JOB: Reproduce every line of the material below, but drop the pictures.

========

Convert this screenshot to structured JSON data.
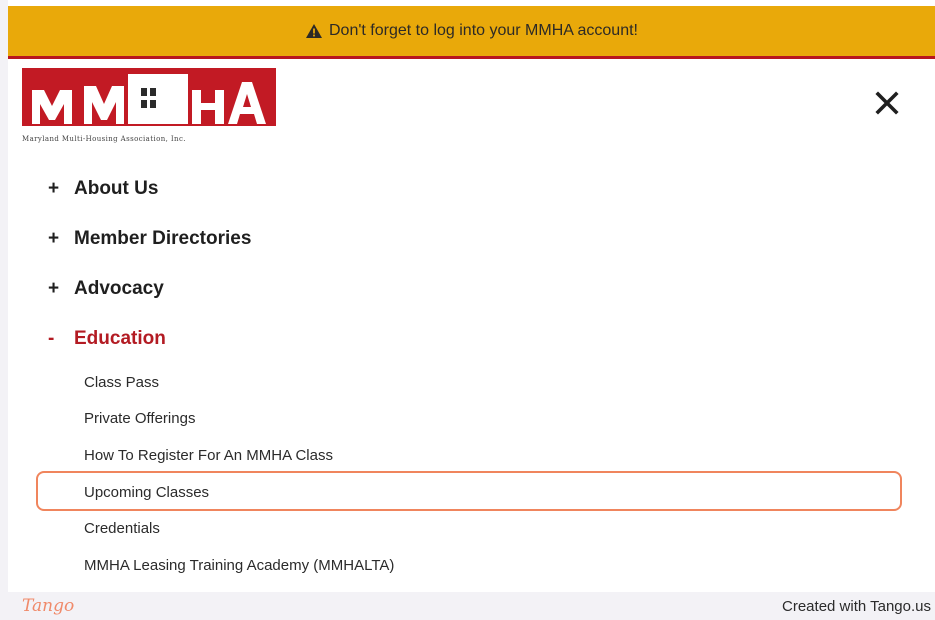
{
  "banner": {
    "icon": "warning-icon",
    "text": "Don't forget to log into your MMHA account!",
    "background": "#e9a90a",
    "accent": "#b8161e"
  },
  "logo": {
    "letters": "MMHA",
    "tagline": "Maryland Multi-Housing Association, Inc.",
    "color": "#c21a24"
  },
  "close_icon": "close-icon",
  "menu": {
    "items": [
      {
        "sign": "+",
        "label": "About Us"
      },
      {
        "sign": "+",
        "label": "Member Directories"
      },
      {
        "sign": "+",
        "label": "Advocacy"
      },
      {
        "sign": "-",
        "label": "Education"
      }
    ],
    "active_color": "#b31b23",
    "education_subitems": [
      "Class Pass",
      "Private Offerings",
      "How To Register For An MMHA Class",
      "Upcoming Classes",
      "Credentials",
      "MMHA Leasing Training Academy (MMHALTA)"
    ],
    "highlighted_subitem": "Upcoming Classes",
    "highlight_color": "#f0855d"
  },
  "footer": {
    "brand": "Tango",
    "credit": "Created with Tango.us"
  }
}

========

EXERCISE SOLUTION:
Convert this screenshot to structured JSON data.
{
  "banner": {
    "icon": "warning-icon",
    "text": "Don't forget to log into your MMHA account!",
    "background": "#e9a90a",
    "accent": "#b8161e"
  },
  "logo": {
    "letters": "MMHA",
    "tagline": "Maryland Multi-Housing Association, Inc.",
    "color": "#c21a24"
  },
  "close_icon": "close-icon",
  "menu": {
    "items": [
      {
        "sign": "+",
        "label": "About Us"
      },
      {
        "sign": "+",
        "label": "Member Directories"
      },
      {
        "sign": "+",
        "label": "Advocacy"
      },
      {
        "sign": "-",
        "label": "Education"
      }
    ],
    "active_color": "#b31b23",
    "education_subitems": [
      "Class Pass",
      "Private Offerings",
      "How To Register For An MMHA Class",
      "Upcoming Classes",
      "Credentials",
      "MMHA Leasing Training Academy (MMHALTA)"
    ],
    "highlighted_subitem": "Upcoming Classes",
    "highlight_color": "#f0855d"
  },
  "footer": {
    "brand": "Tango",
    "credit": "Created with Tango.us"
  }
}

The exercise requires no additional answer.